-- Written task --
Below is a block of records; repeat each one exactly.

-- Recorded information --
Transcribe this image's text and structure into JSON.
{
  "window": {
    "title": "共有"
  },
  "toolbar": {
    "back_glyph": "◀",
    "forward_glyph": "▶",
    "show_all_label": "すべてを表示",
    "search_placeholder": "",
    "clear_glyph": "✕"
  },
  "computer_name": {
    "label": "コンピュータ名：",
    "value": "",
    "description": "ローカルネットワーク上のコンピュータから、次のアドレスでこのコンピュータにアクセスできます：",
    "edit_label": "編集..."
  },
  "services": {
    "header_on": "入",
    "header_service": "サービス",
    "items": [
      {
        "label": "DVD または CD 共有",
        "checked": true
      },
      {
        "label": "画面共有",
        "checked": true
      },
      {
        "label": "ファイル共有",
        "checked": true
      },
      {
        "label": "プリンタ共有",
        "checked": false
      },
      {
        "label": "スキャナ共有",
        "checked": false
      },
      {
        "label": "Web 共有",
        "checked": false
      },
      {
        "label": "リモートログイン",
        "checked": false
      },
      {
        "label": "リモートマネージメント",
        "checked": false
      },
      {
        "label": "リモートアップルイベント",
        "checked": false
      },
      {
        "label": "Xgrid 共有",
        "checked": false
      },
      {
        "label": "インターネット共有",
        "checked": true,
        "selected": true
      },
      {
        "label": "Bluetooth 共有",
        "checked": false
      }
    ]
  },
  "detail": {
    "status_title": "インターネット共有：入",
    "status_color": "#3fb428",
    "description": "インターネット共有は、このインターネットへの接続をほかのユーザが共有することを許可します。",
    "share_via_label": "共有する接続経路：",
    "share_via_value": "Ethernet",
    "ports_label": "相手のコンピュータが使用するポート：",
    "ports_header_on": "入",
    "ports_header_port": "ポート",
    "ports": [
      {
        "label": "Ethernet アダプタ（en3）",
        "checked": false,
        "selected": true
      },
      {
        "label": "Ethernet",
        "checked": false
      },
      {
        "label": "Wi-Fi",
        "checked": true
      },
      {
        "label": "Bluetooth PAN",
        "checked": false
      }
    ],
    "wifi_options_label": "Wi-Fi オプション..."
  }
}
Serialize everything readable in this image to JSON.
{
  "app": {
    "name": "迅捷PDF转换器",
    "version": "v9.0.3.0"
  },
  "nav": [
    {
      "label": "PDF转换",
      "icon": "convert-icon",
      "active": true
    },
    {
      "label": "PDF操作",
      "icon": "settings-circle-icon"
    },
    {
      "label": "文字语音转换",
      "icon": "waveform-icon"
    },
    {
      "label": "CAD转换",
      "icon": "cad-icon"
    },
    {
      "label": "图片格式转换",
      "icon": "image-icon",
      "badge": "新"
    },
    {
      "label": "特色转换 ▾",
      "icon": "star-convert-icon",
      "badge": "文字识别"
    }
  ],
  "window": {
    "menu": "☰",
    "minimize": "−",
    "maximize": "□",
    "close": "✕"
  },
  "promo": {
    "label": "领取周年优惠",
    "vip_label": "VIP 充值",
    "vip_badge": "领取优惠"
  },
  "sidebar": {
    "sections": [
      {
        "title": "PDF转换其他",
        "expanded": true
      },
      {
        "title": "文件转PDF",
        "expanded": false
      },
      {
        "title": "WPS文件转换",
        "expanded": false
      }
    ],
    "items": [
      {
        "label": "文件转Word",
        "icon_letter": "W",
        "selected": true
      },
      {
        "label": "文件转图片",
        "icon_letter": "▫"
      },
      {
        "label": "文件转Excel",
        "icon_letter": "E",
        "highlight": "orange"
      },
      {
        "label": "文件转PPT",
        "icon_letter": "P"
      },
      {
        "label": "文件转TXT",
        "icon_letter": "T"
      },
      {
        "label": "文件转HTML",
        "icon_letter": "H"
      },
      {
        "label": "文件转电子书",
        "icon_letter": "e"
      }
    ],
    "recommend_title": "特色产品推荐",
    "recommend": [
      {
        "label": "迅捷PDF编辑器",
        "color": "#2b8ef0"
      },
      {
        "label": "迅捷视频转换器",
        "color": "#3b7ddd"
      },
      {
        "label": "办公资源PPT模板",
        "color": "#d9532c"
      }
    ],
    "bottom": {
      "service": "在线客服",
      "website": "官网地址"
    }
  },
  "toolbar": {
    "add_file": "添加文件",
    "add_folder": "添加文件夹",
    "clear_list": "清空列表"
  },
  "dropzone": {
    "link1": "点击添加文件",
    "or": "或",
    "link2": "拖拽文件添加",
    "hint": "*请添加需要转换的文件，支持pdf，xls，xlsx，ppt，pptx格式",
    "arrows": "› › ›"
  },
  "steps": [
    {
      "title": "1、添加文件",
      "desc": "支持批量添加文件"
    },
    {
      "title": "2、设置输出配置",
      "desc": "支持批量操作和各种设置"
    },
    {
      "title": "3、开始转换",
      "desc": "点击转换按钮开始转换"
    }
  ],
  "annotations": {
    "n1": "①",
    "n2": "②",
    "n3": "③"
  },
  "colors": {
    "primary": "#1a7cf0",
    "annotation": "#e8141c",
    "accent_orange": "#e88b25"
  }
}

-- Task response --
Transcribe this image's text and structure into JSON.
{
  "window": {
    "title": "共有"
  },
  "toolbar": {
    "back_glyph": "◀",
    "forward_glyph": "▶",
    "show_all_label": "すべてを表示",
    "search_placeholder": "",
    "clear_glyph": "✕"
  },
  "computer_name": {
    "label": "コンピュータ名：",
    "value": "",
    "description": "ローカルネットワーク上のコンピュータから、次のアドレスでこのコンピュータにアクセスできます：",
    "edit_label": "編集..."
  },
  "services": {
    "header_on": "入",
    "header_service": "サービス",
    "items": [
      {
        "label": "DVD または CD 共有",
        "checked": true
      },
      {
        "label": "画面共有",
        "checked": true
      },
      {
        "label": "ファイル共有",
        "checked": true
      },
      {
        "label": "プリンタ共有",
        "checked": false
      },
      {
        "label": "スキャナ共有",
        "checked": false
      },
      {
        "label": "Web 共有",
        "checked": false
      },
      {
        "label": "リモートログイン",
        "checked": false
      },
      {
        "label": "リモートマネージメント",
        "checked": false
      },
      {
        "label": "リモートアップルイベント",
        "checked": false
      },
      {
        "label": "Xgrid 共有",
        "checked": false
      },
      {
        "label": "インターネット共有",
        "checked": true,
        "selected": true
      },
      {
        "label": "Bluetooth 共有",
        "checked": false
      }
    ]
  },
  "detail": {
    "status_title": "インターネット共有：入",
    "status_color": "#3fb428",
    "description": "インターネット共有は、このインターネットへの接続をほかのユーザが共有することを許可します。",
    "share_via_label": "共有する接続経路：",
    "share_via_value": "Ethernet",
    "ports_label": "相手のコンピュータが使用するポート：",
    "ports_header_on": "入",
    "ports_header_port": "ポート",
    "ports": [
      {
        "label": "Ethernet アダプタ（en3）",
        "checked": false,
        "selected": true
      },
      {
        "label": "Ethernet",
        "checked": false
      },
      {
        "label": "Wi-Fi",
        "checked": true
      },
      {
        "label": "Bluetooth PAN",
        "checked": false
      }
    ],
    "wifi_options_label": "Wi-Fi オプション..."
  }
}
Serialize everything readable in this image to JSON.
{
  "app": {
    "name": "迅捷PDF转换器",
    "version": "v9.0.3.0"
  },
  "nav": [
    {
      "label": "PDF转换",
      "icon": "convert-icon",
      "active": true
    },
    {
      "label": "PDF操作",
      "icon": "settings-circle-icon"
    },
    {
      "label": "文字语音转换",
      "icon": "waveform-icon"
    },
    {
      "label": "CAD转换",
      "icon": "cad-icon"
    },
    {
      "label": "图片格式转换",
      "icon": "image-icon",
      "badge": "新"
    },
    {
      "label": "特色转换 ▾",
      "icon": "star-convert-icon",
      "badge": "文字识别"
    }
  ],
  "window": {
    "menu": "☰",
    "minimize": "−",
    "maximize": "□",
    "close": "✕"
  },
  "promo": {
    "label": "领取周年优惠",
    "vip_label": "VIP 充值",
    "vip_badge": "领取优惠"
  },
  "sidebar": {
    "sections": [
      {
        "title": "PDF转换其他",
        "expanded": true
      },
      {
        "title": "文件转PDF",
        "expanded": false
      },
      {
        "title": "WPS文件转换",
        "expanded": false
      }
    ],
    "items": [
      {
        "label": "文件转Word",
        "icon_letter": "W",
        "selected": true
      },
      {
        "label": "文件转图片",
        "icon_letter": "▫"
      },
      {
        "label": "文件转Excel",
        "icon_letter": "E",
        "highlight": "orange"
      },
      {
        "label": "文件转PPT",
        "icon_letter": "P"
      },
      {
        "label": "文件转TXT",
        "icon_letter": "T"
      },
      {
        "label": "文件转HTML",
        "icon_letter": "H"
      },
      {
        "label": "文件转电子书",
        "icon_letter": "e"
      }
    ],
    "recommend_title": "特色产品推荐",
    "recommend": [
      {
        "label": "迅捷PDF编辑器",
        "color": "#2b8ef0"
      },
      {
        "label": "迅捷视频转换器",
        "color": "#3b7ddd"
      },
      {
        "label": "办公资源PPT模板",
        "color": "#d9532c"
      }
    ],
    "bottom": {
      "service": "在线客服",
      "website": "官网地址"
    }
  },
  "toolbar": {
    "add_file": "添加文件",
    "add_folder": "添加文件夹",
    "clear_list": "清空列表"
  },
  "dropzone": {
    "link1": "点击添加文件",
    "or": "或",
    "link2": "拖拽文件添加",
    "hint": "*请添加需要转换的文件，支持pdf，xls，xlsx，ppt，pptx格式",
    "arrows": "› › ›"
  },
  "steps": [
    {
      "title": "1、添加文件",
      "desc": "支持批量添加文件"
    },
    {
      "title": "2、设置输出配置",
      "desc": "支持批量操作和各种设置"
    },
    {
      "title": "3、开始转换",
      "desc": "点击转换按钮开始转换"
    }
  ],
  "annotations": {
    "n1": "①",
    "n2": "②",
    "n3": "③"
  },
  "colors": {
    "primary": "#1a7cf0",
    "annotation": "#e8141c",
    "accent_orange": "#e88b25"
  }
}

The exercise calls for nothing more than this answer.